DO THIS - Pull out every line below holding the word "plain".

Records from a data source
____________
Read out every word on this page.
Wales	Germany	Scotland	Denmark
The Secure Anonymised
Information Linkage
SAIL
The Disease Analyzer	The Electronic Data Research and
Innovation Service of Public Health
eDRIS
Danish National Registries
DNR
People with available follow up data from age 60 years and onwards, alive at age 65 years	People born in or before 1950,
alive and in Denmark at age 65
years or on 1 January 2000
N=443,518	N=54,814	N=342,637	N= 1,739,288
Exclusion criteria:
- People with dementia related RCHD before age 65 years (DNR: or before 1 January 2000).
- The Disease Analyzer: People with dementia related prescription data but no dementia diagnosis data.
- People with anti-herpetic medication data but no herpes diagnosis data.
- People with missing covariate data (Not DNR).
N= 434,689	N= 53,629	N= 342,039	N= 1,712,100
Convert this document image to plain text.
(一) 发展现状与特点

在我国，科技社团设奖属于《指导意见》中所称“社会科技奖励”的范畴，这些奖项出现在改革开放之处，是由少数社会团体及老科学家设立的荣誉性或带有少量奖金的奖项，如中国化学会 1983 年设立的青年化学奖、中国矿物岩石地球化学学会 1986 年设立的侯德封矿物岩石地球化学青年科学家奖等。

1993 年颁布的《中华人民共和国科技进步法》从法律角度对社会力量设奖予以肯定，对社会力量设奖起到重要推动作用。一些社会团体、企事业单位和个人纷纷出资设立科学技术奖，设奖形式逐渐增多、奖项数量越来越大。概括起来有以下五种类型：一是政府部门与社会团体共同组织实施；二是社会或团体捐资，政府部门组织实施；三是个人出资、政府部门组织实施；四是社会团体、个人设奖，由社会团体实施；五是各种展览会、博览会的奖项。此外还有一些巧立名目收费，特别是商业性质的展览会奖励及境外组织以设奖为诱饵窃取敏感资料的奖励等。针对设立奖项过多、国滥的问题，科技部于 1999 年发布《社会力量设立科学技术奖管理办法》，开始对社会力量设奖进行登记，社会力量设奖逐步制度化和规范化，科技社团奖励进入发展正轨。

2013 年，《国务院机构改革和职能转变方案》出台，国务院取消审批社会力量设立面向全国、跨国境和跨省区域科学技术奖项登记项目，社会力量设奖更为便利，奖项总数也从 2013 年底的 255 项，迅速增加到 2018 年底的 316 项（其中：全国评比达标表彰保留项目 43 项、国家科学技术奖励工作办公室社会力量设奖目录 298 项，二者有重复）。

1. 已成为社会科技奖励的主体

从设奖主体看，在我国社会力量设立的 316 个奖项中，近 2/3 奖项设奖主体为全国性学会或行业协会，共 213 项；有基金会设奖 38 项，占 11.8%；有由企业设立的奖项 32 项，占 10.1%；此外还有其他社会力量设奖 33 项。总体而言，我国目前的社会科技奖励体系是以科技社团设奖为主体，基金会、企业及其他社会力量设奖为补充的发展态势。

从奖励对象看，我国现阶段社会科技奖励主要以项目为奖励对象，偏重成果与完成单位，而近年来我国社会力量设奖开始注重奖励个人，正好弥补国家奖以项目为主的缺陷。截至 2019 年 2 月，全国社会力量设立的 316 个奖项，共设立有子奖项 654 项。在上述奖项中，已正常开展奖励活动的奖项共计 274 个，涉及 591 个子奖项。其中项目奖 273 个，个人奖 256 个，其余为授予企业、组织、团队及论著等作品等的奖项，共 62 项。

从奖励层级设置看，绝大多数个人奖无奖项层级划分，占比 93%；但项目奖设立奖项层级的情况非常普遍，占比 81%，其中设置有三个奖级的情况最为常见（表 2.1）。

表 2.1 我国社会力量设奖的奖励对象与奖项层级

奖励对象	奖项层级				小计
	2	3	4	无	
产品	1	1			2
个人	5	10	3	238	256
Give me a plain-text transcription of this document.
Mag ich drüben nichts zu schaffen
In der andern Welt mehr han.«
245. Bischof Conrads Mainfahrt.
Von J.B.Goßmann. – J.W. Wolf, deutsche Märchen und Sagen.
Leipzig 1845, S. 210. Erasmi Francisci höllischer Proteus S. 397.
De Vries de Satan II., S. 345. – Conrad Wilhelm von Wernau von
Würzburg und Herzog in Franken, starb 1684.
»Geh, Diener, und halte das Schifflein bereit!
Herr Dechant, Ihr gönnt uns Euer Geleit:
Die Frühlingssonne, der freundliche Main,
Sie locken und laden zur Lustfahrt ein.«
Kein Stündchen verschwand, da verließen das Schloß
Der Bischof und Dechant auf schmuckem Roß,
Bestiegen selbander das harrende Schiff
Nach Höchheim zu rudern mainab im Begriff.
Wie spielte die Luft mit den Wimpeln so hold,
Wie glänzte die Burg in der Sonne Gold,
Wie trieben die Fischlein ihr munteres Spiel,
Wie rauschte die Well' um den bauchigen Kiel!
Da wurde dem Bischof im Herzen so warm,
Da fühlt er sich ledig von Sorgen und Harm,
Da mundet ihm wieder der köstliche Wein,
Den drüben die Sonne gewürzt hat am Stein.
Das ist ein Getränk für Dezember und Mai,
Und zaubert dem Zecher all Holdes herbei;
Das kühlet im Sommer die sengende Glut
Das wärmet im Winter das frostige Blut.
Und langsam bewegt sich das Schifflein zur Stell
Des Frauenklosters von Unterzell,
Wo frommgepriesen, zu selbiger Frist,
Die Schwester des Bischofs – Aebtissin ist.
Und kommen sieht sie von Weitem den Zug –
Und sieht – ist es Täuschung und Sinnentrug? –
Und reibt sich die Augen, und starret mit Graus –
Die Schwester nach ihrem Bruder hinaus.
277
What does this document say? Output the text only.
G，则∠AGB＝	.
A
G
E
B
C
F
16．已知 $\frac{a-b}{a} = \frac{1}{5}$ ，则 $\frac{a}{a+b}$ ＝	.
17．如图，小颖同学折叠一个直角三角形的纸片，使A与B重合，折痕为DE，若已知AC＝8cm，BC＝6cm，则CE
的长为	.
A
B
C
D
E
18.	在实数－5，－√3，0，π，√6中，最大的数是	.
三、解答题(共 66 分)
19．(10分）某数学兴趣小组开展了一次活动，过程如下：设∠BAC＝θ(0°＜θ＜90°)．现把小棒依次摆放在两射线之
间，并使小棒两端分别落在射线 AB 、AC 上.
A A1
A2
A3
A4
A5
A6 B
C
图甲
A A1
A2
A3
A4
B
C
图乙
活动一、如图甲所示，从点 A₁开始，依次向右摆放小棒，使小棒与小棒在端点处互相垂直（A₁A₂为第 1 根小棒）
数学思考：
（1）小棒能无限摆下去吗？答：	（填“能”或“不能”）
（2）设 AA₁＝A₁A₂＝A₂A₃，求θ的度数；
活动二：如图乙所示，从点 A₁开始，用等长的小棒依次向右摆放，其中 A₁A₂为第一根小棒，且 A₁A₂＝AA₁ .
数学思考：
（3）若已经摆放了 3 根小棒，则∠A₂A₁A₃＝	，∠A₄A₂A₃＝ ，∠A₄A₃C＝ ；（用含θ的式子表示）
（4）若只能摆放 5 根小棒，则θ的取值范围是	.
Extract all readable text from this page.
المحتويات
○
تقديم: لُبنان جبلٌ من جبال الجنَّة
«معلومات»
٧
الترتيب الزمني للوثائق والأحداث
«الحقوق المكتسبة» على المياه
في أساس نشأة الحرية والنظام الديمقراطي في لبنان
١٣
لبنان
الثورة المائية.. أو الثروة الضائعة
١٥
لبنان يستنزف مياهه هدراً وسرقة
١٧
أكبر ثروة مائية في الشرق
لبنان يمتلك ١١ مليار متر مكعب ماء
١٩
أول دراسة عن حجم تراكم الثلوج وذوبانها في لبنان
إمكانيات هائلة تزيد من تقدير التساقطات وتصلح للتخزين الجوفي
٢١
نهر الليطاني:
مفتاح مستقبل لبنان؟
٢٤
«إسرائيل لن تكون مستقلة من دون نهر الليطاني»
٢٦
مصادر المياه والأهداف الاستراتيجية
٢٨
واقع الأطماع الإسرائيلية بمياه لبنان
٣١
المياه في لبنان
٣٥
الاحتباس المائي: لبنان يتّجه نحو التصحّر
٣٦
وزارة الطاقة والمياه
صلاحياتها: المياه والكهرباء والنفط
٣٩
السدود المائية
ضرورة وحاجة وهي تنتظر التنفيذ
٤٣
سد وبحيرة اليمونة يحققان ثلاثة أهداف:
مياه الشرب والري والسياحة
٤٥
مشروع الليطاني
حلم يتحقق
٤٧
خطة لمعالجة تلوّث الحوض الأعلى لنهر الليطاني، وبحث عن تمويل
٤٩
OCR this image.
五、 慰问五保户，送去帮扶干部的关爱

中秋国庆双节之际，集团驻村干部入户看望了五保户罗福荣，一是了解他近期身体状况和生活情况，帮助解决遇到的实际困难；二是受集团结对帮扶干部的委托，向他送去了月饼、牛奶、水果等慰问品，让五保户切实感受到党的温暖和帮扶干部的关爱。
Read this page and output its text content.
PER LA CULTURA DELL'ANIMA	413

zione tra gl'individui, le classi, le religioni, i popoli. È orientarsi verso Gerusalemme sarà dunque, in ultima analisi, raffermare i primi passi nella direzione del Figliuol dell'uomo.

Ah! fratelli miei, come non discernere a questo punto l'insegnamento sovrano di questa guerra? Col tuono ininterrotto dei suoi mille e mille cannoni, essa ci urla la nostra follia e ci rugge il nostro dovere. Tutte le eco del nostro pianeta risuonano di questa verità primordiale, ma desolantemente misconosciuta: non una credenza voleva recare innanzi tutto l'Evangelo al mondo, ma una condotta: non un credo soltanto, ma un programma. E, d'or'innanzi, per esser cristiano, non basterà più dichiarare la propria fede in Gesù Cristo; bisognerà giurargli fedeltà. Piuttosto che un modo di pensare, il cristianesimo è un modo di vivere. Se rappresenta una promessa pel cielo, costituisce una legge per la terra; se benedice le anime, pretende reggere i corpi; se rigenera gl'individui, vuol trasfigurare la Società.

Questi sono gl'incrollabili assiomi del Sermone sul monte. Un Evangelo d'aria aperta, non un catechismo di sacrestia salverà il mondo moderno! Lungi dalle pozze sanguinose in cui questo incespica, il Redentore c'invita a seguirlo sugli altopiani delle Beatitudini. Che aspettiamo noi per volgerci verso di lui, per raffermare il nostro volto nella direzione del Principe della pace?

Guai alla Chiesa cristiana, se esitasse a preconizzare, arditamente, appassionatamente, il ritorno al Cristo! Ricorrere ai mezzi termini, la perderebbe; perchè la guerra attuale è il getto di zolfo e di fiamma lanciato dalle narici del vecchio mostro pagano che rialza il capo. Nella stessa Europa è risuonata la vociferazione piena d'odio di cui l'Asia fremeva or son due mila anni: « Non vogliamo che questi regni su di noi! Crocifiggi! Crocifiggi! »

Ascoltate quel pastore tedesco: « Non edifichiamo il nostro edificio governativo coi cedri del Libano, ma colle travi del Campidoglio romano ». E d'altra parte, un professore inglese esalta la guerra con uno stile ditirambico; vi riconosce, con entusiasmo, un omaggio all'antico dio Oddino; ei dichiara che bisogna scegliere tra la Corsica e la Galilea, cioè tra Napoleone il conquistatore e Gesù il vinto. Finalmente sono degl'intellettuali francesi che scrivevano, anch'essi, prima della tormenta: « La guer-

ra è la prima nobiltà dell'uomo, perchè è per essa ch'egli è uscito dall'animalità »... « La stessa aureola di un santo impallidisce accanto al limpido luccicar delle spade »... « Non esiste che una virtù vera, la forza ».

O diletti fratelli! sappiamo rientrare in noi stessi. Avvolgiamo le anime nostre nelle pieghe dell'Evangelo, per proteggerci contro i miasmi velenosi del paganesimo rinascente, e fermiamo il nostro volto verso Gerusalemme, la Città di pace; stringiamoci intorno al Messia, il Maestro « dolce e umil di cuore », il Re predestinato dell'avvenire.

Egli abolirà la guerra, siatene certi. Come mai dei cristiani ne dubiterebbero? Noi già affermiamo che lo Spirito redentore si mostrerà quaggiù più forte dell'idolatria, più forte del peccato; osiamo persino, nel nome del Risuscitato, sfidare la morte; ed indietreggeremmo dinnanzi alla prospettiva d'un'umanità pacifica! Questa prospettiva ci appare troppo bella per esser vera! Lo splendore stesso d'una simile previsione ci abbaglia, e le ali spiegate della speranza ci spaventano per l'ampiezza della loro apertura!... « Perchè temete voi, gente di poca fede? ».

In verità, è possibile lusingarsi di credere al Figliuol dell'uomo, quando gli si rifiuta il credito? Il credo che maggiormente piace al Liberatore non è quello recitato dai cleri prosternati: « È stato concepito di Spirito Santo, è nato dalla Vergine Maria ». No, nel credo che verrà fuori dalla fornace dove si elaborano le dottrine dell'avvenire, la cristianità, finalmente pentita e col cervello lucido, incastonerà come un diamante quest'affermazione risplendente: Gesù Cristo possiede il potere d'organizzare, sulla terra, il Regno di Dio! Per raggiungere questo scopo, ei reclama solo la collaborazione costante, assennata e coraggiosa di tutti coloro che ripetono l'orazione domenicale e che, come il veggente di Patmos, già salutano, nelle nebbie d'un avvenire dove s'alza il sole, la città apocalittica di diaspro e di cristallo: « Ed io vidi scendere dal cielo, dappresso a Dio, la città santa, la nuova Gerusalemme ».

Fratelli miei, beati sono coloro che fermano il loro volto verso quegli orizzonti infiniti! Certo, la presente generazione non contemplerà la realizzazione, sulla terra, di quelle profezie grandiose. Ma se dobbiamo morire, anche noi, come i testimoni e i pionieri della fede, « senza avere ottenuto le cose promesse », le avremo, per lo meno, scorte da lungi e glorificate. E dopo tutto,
____________
RESPONSE TO THIS TASK -
Convert this document image to plain text.
Give me a plain-text transcription of this document.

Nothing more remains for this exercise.